**Your objective**.
Transcribe the entries that follow, word for word.

**Material for the task**.
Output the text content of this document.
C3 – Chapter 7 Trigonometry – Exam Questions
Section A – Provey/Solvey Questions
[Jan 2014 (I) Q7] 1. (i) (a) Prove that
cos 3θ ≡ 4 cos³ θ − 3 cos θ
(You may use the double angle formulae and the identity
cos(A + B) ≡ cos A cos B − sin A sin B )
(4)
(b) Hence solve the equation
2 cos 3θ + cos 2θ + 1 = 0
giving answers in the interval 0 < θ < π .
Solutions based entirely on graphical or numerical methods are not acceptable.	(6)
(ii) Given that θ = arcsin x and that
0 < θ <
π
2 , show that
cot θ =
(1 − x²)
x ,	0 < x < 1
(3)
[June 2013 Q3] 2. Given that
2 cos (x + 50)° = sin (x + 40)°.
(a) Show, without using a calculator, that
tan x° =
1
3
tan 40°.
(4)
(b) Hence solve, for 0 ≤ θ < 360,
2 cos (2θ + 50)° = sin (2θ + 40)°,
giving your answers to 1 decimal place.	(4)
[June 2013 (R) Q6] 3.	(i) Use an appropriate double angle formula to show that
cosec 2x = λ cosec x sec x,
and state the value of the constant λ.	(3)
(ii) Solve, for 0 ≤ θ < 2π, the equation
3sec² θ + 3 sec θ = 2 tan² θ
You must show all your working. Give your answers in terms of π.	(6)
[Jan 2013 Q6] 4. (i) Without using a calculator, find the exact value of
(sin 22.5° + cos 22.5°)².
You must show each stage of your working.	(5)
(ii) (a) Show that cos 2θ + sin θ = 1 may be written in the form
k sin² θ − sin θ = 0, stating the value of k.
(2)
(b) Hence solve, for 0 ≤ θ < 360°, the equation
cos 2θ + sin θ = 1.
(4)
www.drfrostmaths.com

**Exercise answer**.
Output the text content of this document.
C3 – Chapter 7 Trigonometry – Exam Questions
Section A – Provey/Solvey Questions
[Jan 2014 (I) Q7] 1. (i) (a) Prove that
cos 3θ ≡ 4 cos³ θ − 3 cos θ
(You may use the double angle formulae and the identity
cos(A + B) ≡ cos A cos B − sin A sin B )
(4)
(b) Hence solve the equation
2 cos 3θ + cos 2θ + 1 = 0
giving answers in the interval 0 < θ < π .
Solutions based entirely on graphical or numerical methods are not acceptable.	(6)
(ii) Given that θ = arcsin x and that
0 < θ <
π
2 , show that
cot θ =
(1 − x²)
x ,	0 < x < 1
(3)
[June 2013 Q3] 2. Given that
2 cos (x + 50)° = sin (x + 40)°.
(a) Show, without using a calculator, that
tan x° =
1
3
tan 40°.
(4)
(b) Hence solve, for 0 ≤ θ < 360,
2 cos (2θ + 50)° = sin (2θ + 40)°,
giving your answers to 1 decimal place.	(4)
[June 2013 (R) Q6] 3.	(i) Use an appropriate double angle formula to show that
cosec 2x = λ cosec x sec x,
and state the value of the constant λ.	(3)
(ii) Solve, for 0 ≤ θ < 2π, the equation
3sec² θ + 3 sec θ = 2 tan² θ
You must show all your working. Give your answers in terms of π.	(6)
[Jan 2013 Q6] 4. (i) Without using a calculator, find the exact value of
(sin 22.5° + cos 22.5°)².
You must show each stage of your working.	(5)
(ii) (a) Show that cos 2θ + sin θ = 1 may be written in the form
k sin² θ − sin θ = 0, stating the value of k.
(2)
(b) Hence solve, for 0 ≤ θ < 360°, the equation
cos 2θ + sin θ = 1.
(4)
www.drfrostmaths.com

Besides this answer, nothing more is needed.